- Exercise
Write out the entries below once more, exactly.

- Raw records
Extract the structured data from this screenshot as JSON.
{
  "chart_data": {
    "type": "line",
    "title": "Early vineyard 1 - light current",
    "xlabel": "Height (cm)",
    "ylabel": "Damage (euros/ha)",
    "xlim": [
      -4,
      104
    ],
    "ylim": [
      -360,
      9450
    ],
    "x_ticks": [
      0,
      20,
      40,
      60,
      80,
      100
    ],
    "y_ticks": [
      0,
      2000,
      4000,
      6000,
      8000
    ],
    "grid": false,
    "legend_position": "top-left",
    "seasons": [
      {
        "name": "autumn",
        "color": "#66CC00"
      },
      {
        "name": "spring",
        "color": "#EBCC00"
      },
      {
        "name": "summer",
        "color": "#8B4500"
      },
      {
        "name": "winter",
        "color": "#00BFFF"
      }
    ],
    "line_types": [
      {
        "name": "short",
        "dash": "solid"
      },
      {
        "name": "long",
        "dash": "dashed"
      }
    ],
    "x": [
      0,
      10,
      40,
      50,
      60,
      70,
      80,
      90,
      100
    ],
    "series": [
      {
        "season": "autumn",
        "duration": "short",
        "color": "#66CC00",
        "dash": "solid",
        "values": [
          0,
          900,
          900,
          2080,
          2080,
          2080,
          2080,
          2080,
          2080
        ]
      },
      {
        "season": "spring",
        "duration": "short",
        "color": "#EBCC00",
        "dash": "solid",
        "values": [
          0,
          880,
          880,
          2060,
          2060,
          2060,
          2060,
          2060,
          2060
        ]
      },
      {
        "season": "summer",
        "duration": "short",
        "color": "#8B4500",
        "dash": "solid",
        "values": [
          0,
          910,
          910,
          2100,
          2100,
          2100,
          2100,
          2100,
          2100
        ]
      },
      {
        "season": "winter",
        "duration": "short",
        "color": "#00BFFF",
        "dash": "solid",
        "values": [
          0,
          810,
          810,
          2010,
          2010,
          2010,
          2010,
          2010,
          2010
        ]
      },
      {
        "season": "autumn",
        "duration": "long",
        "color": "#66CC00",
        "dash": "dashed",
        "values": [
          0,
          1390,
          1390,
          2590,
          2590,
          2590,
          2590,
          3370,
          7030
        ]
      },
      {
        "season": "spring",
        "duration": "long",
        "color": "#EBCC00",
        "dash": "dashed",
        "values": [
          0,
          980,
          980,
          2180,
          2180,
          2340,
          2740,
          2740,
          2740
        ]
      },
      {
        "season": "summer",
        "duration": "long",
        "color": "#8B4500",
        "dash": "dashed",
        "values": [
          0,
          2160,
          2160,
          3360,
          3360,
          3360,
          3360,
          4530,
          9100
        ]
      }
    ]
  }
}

- Solution below
Extract the structured data from this screenshot as JSON.
{
  "chart_data": {
    "type": "line",
    "title": "Early vineyard 1 - light current",
    "xlabel": "Height (cm)",
    "ylabel": "Damage (euros/ha)",
    "xlim": [
      -4,
      104
    ],
    "ylim": [
      -360,
      9450
    ],
    "x_ticks": [
      0,
      20,
      40,
      60,
      80,
      100
    ],
    "y_ticks": [
      0,
      2000,
      4000,
      6000,
      8000
    ],
    "grid": false,
    "legend_position": "top-left",
    "seasons": [
      {
        "name": "autumn",
        "color": "#66CC00"
      },
      {
        "name": "spring",
        "color": "#EBCC00"
      },
      {
        "name": "summer",
        "color": "#8B4500"
      },
      {
        "name": "winter",
        "color": "#00BFFF"
      }
    ],
    "line_types": [
      {
        "name": "short",
        "dash": "solid"
      },
      {
        "name": "long",
        "dash": "dashed"
      }
    ],
    "x": [
      0,
      10,
      40,
      50,
      60,
      70,
      80,
      90,
      100
    ],
    "series": [
      {
        "season": "autumn",
        "duration": "short",
        "color": "#66CC00",
        "dash": "solid",
        "values": [
          0,
          900,
          900,
          2080,
          2080,
          2080,
          2080,
          2080,
          2080
        ]
      },
      {
        "season": "spring",
        "duration": "short",
        "color": "#EBCC00",
        "dash": "solid",
        "values": [
          0,
          880,
          880,
          2060,
          2060,
          2060,
          2060,
          2060,
          2060
        ]
      },
      {
        "season": "summer",
        "duration": "short",
        "color": "#8B4500",
        "dash": "solid",
        "values": [
          0,
          910,
          910,
          2100,
          2100,
          2100,
          2100,
          2100,
          2100
        ]
      },
      {
        "season": "winter",
        "duration": "short",
        "color": "#00BFFF",
        "dash": "solid",
        "values": [
          0,
          810,
          810,
          2010,
          2010,
          2010,
          2010,
          2010,
          2010
        ]
      },
      {
        "season": "autumn",
        "duration": "long",
        "color": "#66CC00",
        "dash": "dashed",
        "values": [
          0,
          1390,
          1390,
          2590,
          2590,
          2590,
          2590,
          3370,
          7030
        ]
      },
      {
        "season": "spring",
        "duration": "long",
        "color": "#EBCC00",
        "dash": "dashed",
        "values": [
          0,
          980,
          980,
          2180,
          2180,
          2340,
          2740,
          2740,
          2740
        ]
      },
      {
        "season": "summer",
        "duration": "long",
        "color": "#8B4500",
        "dash": "dashed",
        "values": [
          0,
          2160,
          2160,
          3360,
          3360,
          3360,
          3360,
          4530,
          9100
        ]
      }
    ]
  }
}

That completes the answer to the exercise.